## START RECORDED INFORMATION

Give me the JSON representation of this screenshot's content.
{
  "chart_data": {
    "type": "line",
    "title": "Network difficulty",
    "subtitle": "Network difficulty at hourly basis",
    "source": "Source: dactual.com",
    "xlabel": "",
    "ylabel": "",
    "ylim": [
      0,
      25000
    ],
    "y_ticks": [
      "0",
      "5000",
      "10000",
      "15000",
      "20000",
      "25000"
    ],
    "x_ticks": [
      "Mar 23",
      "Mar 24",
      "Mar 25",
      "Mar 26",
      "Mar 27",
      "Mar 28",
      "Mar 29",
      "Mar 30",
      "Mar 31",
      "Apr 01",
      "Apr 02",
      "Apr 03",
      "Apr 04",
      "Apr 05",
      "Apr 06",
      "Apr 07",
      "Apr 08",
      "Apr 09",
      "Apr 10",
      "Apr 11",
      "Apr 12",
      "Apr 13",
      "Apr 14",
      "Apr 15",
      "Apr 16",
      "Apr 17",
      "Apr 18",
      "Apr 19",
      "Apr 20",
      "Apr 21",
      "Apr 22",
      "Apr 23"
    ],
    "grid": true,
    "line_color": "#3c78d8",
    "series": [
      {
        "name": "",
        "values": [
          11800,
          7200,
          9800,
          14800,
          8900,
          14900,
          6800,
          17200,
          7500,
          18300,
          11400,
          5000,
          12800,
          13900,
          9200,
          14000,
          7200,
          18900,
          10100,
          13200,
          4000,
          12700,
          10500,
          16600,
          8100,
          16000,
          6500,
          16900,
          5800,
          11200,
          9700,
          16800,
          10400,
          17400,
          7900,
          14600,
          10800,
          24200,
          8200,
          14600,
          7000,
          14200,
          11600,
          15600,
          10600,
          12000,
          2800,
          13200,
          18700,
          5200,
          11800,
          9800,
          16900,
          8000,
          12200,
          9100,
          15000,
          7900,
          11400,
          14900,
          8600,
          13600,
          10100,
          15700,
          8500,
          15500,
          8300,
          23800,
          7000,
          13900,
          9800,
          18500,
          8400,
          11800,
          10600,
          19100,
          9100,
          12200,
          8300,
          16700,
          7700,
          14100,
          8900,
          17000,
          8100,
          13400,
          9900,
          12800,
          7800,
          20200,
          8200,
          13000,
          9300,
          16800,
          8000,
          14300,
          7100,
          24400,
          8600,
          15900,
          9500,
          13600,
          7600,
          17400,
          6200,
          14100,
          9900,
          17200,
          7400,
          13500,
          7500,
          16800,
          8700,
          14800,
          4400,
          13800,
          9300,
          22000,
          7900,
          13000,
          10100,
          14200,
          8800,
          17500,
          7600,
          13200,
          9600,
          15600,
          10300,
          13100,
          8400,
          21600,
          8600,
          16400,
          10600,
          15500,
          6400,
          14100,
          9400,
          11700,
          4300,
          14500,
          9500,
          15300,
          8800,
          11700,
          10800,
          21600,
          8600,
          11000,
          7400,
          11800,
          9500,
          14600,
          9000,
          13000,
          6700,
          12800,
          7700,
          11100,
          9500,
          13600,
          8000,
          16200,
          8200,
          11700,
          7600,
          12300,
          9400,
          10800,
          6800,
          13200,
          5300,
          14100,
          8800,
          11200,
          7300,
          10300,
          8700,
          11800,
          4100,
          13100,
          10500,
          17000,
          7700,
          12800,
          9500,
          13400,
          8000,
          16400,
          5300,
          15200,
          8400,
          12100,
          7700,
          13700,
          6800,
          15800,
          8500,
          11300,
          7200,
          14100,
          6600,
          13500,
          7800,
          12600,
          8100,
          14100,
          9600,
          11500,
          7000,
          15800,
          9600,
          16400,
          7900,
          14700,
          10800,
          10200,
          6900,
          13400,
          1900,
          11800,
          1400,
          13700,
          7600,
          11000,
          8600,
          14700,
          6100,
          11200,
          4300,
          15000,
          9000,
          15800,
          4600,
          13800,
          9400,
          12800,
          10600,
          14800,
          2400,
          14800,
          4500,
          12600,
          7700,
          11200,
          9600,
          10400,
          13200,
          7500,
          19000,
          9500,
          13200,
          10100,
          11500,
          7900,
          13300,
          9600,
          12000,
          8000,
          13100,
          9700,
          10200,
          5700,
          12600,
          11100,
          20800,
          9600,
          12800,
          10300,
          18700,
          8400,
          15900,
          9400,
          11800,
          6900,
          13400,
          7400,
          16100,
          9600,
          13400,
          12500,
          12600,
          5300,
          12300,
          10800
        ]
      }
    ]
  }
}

## END RECORDED INFORMATION

CHALLENGE> Output the listing above exactly as it appears.

EXPECTED ANSWER>
Give me the JSON representation of this screenshot's content.
{
  "chart_data": {
    "type": "line",
    "title": "Network difficulty",
    "subtitle": "Network difficulty at hourly basis",
    "source": "Source: dactual.com",
    "xlabel": "",
    "ylabel": "",
    "ylim": [
      0,
      25000
    ],
    "y_ticks": [
      "0",
      "5000",
      "10000",
      "15000",
      "20000",
      "25000"
    ],
    "x_ticks": [
      "Mar 23",
      "Mar 24",
      "Mar 25",
      "Mar 26",
      "Mar 27",
      "Mar 28",
      "Mar 29",
      "Mar 30",
      "Mar 31",
      "Apr 01",
      "Apr 02",
      "Apr 03",
      "Apr 04",
      "Apr 05",
      "Apr 06",
      "Apr 07",
      "Apr 08",
      "Apr 09",
      "Apr 10",
      "Apr 11",
      "Apr 12",
      "Apr 13",
      "Apr 14",
      "Apr 15",
      "Apr 16",
      "Apr 17",
      "Apr 18",
      "Apr 19",
      "Apr 20",
      "Apr 21",
      "Apr 22",
      "Apr 23"
    ],
    "grid": true,
    "line_color": "#3c78d8",
    "series": [
      {
        "name": "",
        "values": [
          11800,
          7200,
          9800,
          14800,
          8900,
          14900,
          6800,
          17200,
          7500,
          18300,
          11400,
          5000,
          12800,
          13900,
          9200,
          14000,
          7200,
          18900,
          10100,
          13200,
          4000,
          12700,
          10500,
          16600,
          8100,
          16000,
          6500,
          16900,
          5800,
          11200,
          9700,
          16800,
          10400,
          17400,
          7900,
          14600,
          10800,
          24200,
          8200,
          14600,
          7000,
          14200,
          11600,
          15600,
          10600,
          12000,
          2800,
          13200,
          18700,
          5200,
          11800,
          9800,
          16900,
          8000,
          12200,
          9100,
          15000,
          7900,
          11400,
          14900,
          8600,
          13600,
          10100,
          15700,
          8500,
          15500,
          8300,
          23800,
          7000,
          13900,
          9800,
          18500,
          8400,
          11800,
          10600,
          19100,
          9100,
          12200,
          8300,
          16700,
          7700,
          14100,
          8900,
          17000,
          8100,
          13400,
          9900,
          12800,
          7800,
          20200,
          8200,
          13000,
          9300,
          16800,
          8000,
          14300,
          7100,
          24400,
          8600,
          15900,
          9500,
          13600,
          7600,
          17400,
          6200,
          14100,
          9900,
          17200,
          7400,
          13500,
          7500,
          16800,
          8700,
          14800,
          4400,
          13800,
          9300,
          22000,
          7900,
          13000,
          10100,
          14200,
          8800,
          17500,
          7600,
          13200,
          9600,
          15600,
          10300,
          13100,
          8400,
          21600,
          8600,
          16400,
          10600,
          15500,
          6400,
          14100,
          9400,
          11700,
          4300,
          14500,
          9500,
          15300,
          8800,
          11700,
          10800,
          21600,
          8600,
          11000,
          7400,
          11800,
          9500,
          14600,
          9000,
          13000,
          6700,
          12800,
          7700,
          11100,
          9500,
          13600,
          8000,
          16200,
          8200,
          11700,
          7600,
          12300,
          9400,
          10800,
          6800,
          13200,
          5300,
          14100,
          8800,
          11200,
          7300,
          10300,
          8700,
          11800,
          4100,
          13100,
          10500,
          17000,
          7700,
          12800,
          9500,
          13400,
          8000,
          16400,
          5300,
          15200,
          8400,
          12100,
          7700,
          13700,
          6800,
          15800,
          8500,
          11300,
          7200,
          14100,
          6600,
          13500,
          7800,
          12600,
          8100,
          14100,
          9600,
          11500,
          7000,
          15800,
          9600,
          16400,
          7900,
          14700,
          10800,
          10200,
          6900,
          13400,
          1900,
          11800,
          1400,
          13700,
          7600,
          11000,
          8600,
          14700,
          6100,
          11200,
          4300,
          15000,
          9000,
          15800,
          4600,
          13800,
          9400,
          12800,
          10600,
          14800,
          2400,
          14800,
          4500,
          12600,
          7700,
          11200,
          9600,
          10400,
          13200,
          7500,
          19000,
          9500,
          13200,
          10100,
          11500,
          7900,
          13300,
          9600,
          12000,
          8000,
          13100,
          9700,
          10200,
          5700,
          12600,
          11100,
          20800,
          9600,
          12800,
          10300,
          18700,
          8400,
          15900,
          9400,
          11800,
          6900,
          13400,
          7400,
          16100,
          9600,
          13400,
          12500,
          12600,
          5300,
          12300,
          10800
        ]
      }
    ]
  }
}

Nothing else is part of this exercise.